#### GIVEN EXERCISE
Please repeat all of the listing exactly.

[Start RAW RECORDS]

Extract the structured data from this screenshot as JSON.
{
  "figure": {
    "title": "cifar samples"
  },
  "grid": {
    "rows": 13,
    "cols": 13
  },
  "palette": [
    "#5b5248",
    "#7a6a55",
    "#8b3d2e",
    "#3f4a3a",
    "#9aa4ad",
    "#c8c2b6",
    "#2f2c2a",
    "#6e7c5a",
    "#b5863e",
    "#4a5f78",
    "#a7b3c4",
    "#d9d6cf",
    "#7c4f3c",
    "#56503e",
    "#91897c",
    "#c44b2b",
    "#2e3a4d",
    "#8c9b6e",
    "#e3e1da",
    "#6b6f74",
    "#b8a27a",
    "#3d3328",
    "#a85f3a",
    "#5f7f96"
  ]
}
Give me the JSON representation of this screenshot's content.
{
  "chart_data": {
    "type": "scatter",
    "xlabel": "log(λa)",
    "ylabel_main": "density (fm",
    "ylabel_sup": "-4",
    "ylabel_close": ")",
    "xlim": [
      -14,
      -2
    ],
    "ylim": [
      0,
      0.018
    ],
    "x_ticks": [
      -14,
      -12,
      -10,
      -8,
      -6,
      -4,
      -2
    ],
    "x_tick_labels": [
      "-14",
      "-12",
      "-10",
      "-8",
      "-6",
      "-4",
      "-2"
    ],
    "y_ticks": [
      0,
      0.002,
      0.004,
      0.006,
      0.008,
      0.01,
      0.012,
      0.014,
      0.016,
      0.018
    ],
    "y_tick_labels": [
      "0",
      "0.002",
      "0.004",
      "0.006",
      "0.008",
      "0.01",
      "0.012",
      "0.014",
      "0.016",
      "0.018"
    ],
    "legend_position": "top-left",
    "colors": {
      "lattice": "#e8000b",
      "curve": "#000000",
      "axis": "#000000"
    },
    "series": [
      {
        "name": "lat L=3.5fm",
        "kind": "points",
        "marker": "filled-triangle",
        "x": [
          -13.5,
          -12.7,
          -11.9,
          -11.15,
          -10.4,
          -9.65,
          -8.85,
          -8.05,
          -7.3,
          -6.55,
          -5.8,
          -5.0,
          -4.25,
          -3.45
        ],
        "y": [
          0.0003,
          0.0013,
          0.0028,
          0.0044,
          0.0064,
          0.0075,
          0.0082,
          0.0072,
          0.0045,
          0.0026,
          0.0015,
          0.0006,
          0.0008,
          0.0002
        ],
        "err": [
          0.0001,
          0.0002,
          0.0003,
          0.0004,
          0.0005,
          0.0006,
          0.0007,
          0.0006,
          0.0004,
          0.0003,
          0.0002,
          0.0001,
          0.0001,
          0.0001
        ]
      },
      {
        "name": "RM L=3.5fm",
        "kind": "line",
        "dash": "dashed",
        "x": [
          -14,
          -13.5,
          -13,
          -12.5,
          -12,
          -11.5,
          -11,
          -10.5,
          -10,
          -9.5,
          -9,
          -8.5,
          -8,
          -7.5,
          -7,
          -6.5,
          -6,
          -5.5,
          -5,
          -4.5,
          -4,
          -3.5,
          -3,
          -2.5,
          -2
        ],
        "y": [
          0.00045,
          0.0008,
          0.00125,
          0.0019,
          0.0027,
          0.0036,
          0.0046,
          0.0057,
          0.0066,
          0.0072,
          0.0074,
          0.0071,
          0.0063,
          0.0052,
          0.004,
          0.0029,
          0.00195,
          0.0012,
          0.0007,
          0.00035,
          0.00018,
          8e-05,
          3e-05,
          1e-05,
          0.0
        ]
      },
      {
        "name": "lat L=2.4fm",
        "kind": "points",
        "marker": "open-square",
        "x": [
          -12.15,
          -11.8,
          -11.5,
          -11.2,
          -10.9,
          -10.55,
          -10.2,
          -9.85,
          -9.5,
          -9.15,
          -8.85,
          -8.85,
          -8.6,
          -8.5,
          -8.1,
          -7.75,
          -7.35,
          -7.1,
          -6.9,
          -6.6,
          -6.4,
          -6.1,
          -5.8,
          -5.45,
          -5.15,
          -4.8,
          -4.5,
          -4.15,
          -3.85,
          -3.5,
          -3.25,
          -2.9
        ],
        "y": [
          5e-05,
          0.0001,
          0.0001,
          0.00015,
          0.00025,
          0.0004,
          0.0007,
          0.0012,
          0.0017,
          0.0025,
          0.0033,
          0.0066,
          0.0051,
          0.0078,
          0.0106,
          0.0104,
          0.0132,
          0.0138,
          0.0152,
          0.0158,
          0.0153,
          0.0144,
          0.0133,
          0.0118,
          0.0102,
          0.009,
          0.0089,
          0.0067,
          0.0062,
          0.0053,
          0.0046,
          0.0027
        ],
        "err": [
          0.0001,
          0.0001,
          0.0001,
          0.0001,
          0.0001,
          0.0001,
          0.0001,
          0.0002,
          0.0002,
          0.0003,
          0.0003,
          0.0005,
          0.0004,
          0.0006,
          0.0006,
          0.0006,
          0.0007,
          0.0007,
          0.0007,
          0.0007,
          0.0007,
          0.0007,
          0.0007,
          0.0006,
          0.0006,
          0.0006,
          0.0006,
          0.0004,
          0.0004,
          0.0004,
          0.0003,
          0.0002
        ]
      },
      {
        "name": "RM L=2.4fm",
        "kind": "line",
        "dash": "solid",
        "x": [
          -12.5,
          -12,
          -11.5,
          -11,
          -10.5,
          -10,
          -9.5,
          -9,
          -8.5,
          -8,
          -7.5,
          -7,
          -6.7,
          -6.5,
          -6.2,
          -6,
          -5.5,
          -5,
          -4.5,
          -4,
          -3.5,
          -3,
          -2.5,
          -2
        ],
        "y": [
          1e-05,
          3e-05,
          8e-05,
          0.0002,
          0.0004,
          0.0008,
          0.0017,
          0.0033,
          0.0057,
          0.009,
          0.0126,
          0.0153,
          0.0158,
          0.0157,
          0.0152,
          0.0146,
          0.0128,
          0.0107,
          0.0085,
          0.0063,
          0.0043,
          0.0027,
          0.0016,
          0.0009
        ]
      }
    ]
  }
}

[End RAW RECORDS]

#### TASK RESPONSE
Extract the structured data from this screenshot as JSON.
{
  "figure": {
    "title": "cifar samples"
  },
  "grid": {
    "rows": 13,
    "cols": 13
  },
  "palette": [
    "#5b5248",
    "#7a6a55",
    "#8b3d2e",
    "#3f4a3a",
    "#9aa4ad",
    "#c8c2b6",
    "#2f2c2a",
    "#6e7c5a",
    "#b5863e",
    "#4a5f78",
    "#a7b3c4",
    "#d9d6cf",
    "#7c4f3c",
    "#56503e",
    "#91897c",
    "#c44b2b",
    "#2e3a4d",
    "#8c9b6e",
    "#e3e1da",
    "#6b6f74",
    "#b8a27a",
    "#3d3328",
    "#a85f3a",
    "#5f7f96"
  ]
}
Give me the JSON representation of this screenshot's content.
{
  "chart_data": {
    "type": "scatter",
    "xlabel": "log(λa)",
    "ylabel_main": "density (fm",
    "ylabel_sup": "-4",
    "ylabel_close": ")",
    "xlim": [
      -14,
      -2
    ],
    "ylim": [
      0,
      0.018
    ],
    "x_ticks": [
      -14,
      -12,
      -10,
      -8,
      -6,
      -4,
      -2
    ],
    "x_tick_labels": [
      "-14",
      "-12",
      "-10",
      "-8",
      "-6",
      "-4",
      "-2"
    ],
    "y_ticks": [
      0,
      0.002,
      0.004,
      0.006,
      0.008,
      0.01,
      0.012,
      0.014,
      0.016,
      0.018
    ],
    "y_tick_labels": [
      "0",
      "0.002",
      "0.004",
      "0.006",
      "0.008",
      "0.01",
      "0.012",
      "0.014",
      "0.016",
      "0.018"
    ],
    "legend_position": "top-left",
    "colors": {
      "lattice": "#e8000b",
      "curve": "#000000",
      "axis": "#000000"
    },
    "series": [
      {
        "name": "lat L=3.5fm",
        "kind": "points",
        "marker": "filled-triangle",
        "x": [
          -13.5,
          -12.7,
          -11.9,
          -11.15,
          -10.4,
          -9.65,
          -8.85,
          -8.05,
          -7.3,
          -6.55,
          -5.8,
          -5.0,
          -4.25,
          -3.45
        ],
        "y": [
          0.0003,
          0.0013,
          0.0028,
          0.0044,
          0.0064,
          0.0075,
          0.0082,
          0.0072,
          0.0045,
          0.0026,
          0.0015,
          0.0006,
          0.0008,
          0.0002
        ],
        "err": [
          0.0001,
          0.0002,
          0.0003,
          0.0004,
          0.0005,
          0.0006,
          0.0007,
          0.0006,
          0.0004,
          0.0003,
          0.0002,
          0.0001,
          0.0001,
          0.0001
        ]
      },
      {
        "name": "RM L=3.5fm",
        "kind": "line",
        "dash": "dashed",
        "x": [
          -14,
          -13.5,
          -13,
          -12.5,
          -12,
          -11.5,
          -11,
          -10.5,
          -10,
          -9.5,
          -9,
          -8.5,
          -8,
          -7.5,
          -7,
          -6.5,
          -6,
          -5.5,
          -5,
          -4.5,
          -4,
          -3.5,
          -3,
          -2.5,
          -2
        ],
        "y": [
          0.00045,
          0.0008,
          0.00125,
          0.0019,
          0.0027,
          0.0036,
          0.0046,
          0.0057,
          0.0066,
          0.0072,
          0.0074,
          0.0071,
          0.0063,
          0.0052,
          0.004,
          0.0029,
          0.00195,
          0.0012,
          0.0007,
          0.00035,
          0.00018,
          8e-05,
          3e-05,
          1e-05,
          0.0
        ]
      },
      {
        "name": "lat L=2.4fm",
        "kind": "points",
        "marker": "open-square",
        "x": [
          -12.15,
          -11.8,
          -11.5,
          -11.2,
          -10.9,
          -10.55,
          -10.2,
          -9.85,
          -9.5,
          -9.15,
          -8.85,
          -8.85,
          -8.6,
          -8.5,
          -8.1,
          -7.75,
          -7.35,
          -7.1,
          -6.9,
          -6.6,
          -6.4,
          -6.1,
          -5.8,
          -5.45,
          -5.15,
          -4.8,
          -4.5,
          -4.15,
          -3.85,
          -3.5,
          -3.25,
          -2.9
        ],
        "y": [
          5e-05,
          0.0001,
          0.0001,
          0.00015,
          0.00025,
          0.0004,
          0.0007,
          0.0012,
          0.0017,
          0.0025,
          0.0033,
          0.0066,
          0.0051,
          0.0078,
          0.0106,
          0.0104,
          0.0132,
          0.0138,
          0.0152,
          0.0158,
          0.0153,
          0.0144,
          0.0133,
          0.0118,
          0.0102,
          0.009,
          0.0089,
          0.0067,
          0.0062,
          0.0053,
          0.0046,
          0.0027
        ],
        "err": [
          0.0001,
          0.0001,
          0.0001,
          0.0001,
          0.0001,
          0.0001,
          0.0001,
          0.0002,
          0.0002,
          0.0003,
          0.0003,
          0.0005,
          0.0004,
          0.0006,
          0.0006,
          0.0006,
          0.0007,
          0.0007,
          0.0007,
          0.0007,
          0.0007,
          0.0007,
          0.0007,
          0.0006,
          0.0006,
          0.0006,
          0.0006,
          0.0004,
          0.0004,
          0.0004,
          0.0003,
          0.0002
        ]
      },
      {
        "name": "RM L=2.4fm",
        "kind": "line",
        "dash": "solid",
        "x": [
          -12.5,
          -12,
          -11.5,
          -11,
          -10.5,
          -10,
          -9.5,
          -9,
          -8.5,
          -8,
          -7.5,
          -7,
          -6.7,
          -6.5,
          -6.2,
          -6,
          -5.5,
          -5,
          -4.5,
          -4,
          -3.5,
          -3,
          -2.5,
          -2
        ],
        "y": [
          1e-05,
          3e-05,
          8e-05,
          0.0002,
          0.0004,
          0.0008,
          0.0017,
          0.0033,
          0.0057,
          0.009,
          0.0126,
          0.0153,
          0.0158,
          0.0157,
          0.0152,
          0.0146,
          0.0128,
          0.0107,
          0.0085,
          0.0063,
          0.0043,
          0.0027,
          0.0016,
          0.0009
        ]
      }
    ]
  }
}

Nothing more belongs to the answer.